* BEGIN *

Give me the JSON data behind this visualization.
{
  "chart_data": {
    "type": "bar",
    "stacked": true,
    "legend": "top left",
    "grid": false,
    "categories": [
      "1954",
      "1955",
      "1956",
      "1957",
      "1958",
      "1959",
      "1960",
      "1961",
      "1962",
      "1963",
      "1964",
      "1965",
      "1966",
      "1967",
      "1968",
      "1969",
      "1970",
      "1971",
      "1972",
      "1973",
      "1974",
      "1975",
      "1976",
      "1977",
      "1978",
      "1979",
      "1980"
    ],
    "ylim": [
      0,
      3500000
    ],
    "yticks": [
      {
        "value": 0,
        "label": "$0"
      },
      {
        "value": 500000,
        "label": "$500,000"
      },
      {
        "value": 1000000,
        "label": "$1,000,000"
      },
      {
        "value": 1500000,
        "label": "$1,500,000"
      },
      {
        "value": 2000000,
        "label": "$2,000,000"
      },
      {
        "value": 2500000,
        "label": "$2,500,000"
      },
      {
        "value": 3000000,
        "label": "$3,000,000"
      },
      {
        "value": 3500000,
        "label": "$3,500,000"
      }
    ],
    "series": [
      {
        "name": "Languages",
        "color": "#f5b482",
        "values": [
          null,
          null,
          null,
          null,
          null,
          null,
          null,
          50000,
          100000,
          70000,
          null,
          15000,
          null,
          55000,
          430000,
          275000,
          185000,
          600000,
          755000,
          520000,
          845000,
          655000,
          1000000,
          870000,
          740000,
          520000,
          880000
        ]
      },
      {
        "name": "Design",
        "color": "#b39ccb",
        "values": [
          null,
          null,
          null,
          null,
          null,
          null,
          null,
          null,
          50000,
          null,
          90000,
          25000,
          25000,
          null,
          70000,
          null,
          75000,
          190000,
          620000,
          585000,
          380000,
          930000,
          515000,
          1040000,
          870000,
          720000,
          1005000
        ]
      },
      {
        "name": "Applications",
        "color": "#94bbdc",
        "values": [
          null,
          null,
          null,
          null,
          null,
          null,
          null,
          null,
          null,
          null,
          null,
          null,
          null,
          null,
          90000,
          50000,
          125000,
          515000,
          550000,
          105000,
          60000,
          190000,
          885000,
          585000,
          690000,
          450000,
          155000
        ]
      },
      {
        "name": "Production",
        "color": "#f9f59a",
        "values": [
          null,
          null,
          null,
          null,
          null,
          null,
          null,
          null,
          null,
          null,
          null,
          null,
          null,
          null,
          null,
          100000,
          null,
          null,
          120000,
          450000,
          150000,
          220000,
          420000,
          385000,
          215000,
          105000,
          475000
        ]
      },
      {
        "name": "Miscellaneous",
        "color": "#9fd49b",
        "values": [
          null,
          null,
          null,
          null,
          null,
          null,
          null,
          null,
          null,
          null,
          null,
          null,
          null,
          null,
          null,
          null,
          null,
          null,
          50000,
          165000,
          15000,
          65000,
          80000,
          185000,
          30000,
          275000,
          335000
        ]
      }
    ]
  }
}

* END *

[Problem details] From the records above, extract every entry verbatim.

[Task response]
Give me the JSON data behind this visualization.
{
  "chart_data": {
    "type": "bar",
    "stacked": true,
    "legend": "top left",
    "grid": false,
    "categories": [
      "1954",
      "1955",
      "1956",
      "1957",
      "1958",
      "1959",
      "1960",
      "1961",
      "1962",
      "1963",
      "1964",
      "1965",
      "1966",
      "1967",
      "1968",
      "1969",
      "1970",
      "1971",
      "1972",
      "1973",
      "1974",
      "1975",
      "1976",
      "1977",
      "1978",
      "1979",
      "1980"
    ],
    "ylim": [
      0,
      3500000
    ],
    "yticks": [
      {
        "value": 0,
        "label": "$0"
      },
      {
        "value": 500000,
        "label": "$500,000"
      },
      {
        "value": 1000000,
        "label": "$1,000,000"
      },
      {
        "value": 1500000,
        "label": "$1,500,000"
      },
      {
        "value": 2000000,
        "label": "$2,000,000"
      },
      {
        "value": 2500000,
        "label": "$2,500,000"
      },
      {
        "value": 3000000,
        "label": "$3,000,000"
      },
      {
        "value": 3500000,
        "label": "$3,500,000"
      }
    ],
    "series": [
      {
        "name": "Languages",
        "color": "#f5b482",
        "values": [
          null,
          null,
          null,
          null,
          null,
          null,
          null,
          50000,
          100000,
          70000,
          null,
          15000,
          null,
          55000,
          430000,
          275000,
          185000,
          600000,
          755000,
          520000,
          845000,
          655000,
          1000000,
          870000,
          740000,
          520000,
          880000
        ]
      },
      {
        "name": "Design",
        "color": "#b39ccb",
        "values": [
          null,
          null,
          null,
          null,
          null,
          null,
          null,
          null,
          50000,
          null,
          90000,
          25000,
          25000,
          null,
          70000,
          null,
          75000,
          190000,
          620000,
          585000,
          380000,
          930000,
          515000,
          1040000,
          870000,
          720000,
          1005000
        ]
      },
      {
        "name": "Applications",
        "color": "#94bbdc",
        "values": [
          null,
          null,
          null,
          null,
          null,
          null,
          null,
          null,
          null,
          null,
          null,
          null,
          null,
          null,
          90000,
          50000,
          125000,
          515000,
          550000,
          105000,
          60000,
          190000,
          885000,
          585000,
          690000,
          450000,
          155000
        ]
      },
      {
        "name": "Production",
        "color": "#f9f59a",
        "values": [
          null,
          null,
          null,
          null,
          null,
          null,
          null,
          null,
          null,
          null,
          null,
          null,
          null,
          null,
          null,
          100000,
          null,
          null,
          120000,
          450000,
          150000,
          220000,
          420000,
          385000,
          215000,
          105000,
          475000
        ]
      },
      {
        "name": "Miscellaneous",
        "color": "#9fd49b",
        "values": [
          null,
          null,
          null,
          null,
          null,
          null,
          null,
          null,
          null,
          null,
          null,
          null,
          null,
          null,
          null,
          null,
          null,
          null,
          50000,
          165000,
          15000,
          65000,
          80000,
          185000,
          30000,
          275000,
          335000
        ]
      }
    ]
  }
}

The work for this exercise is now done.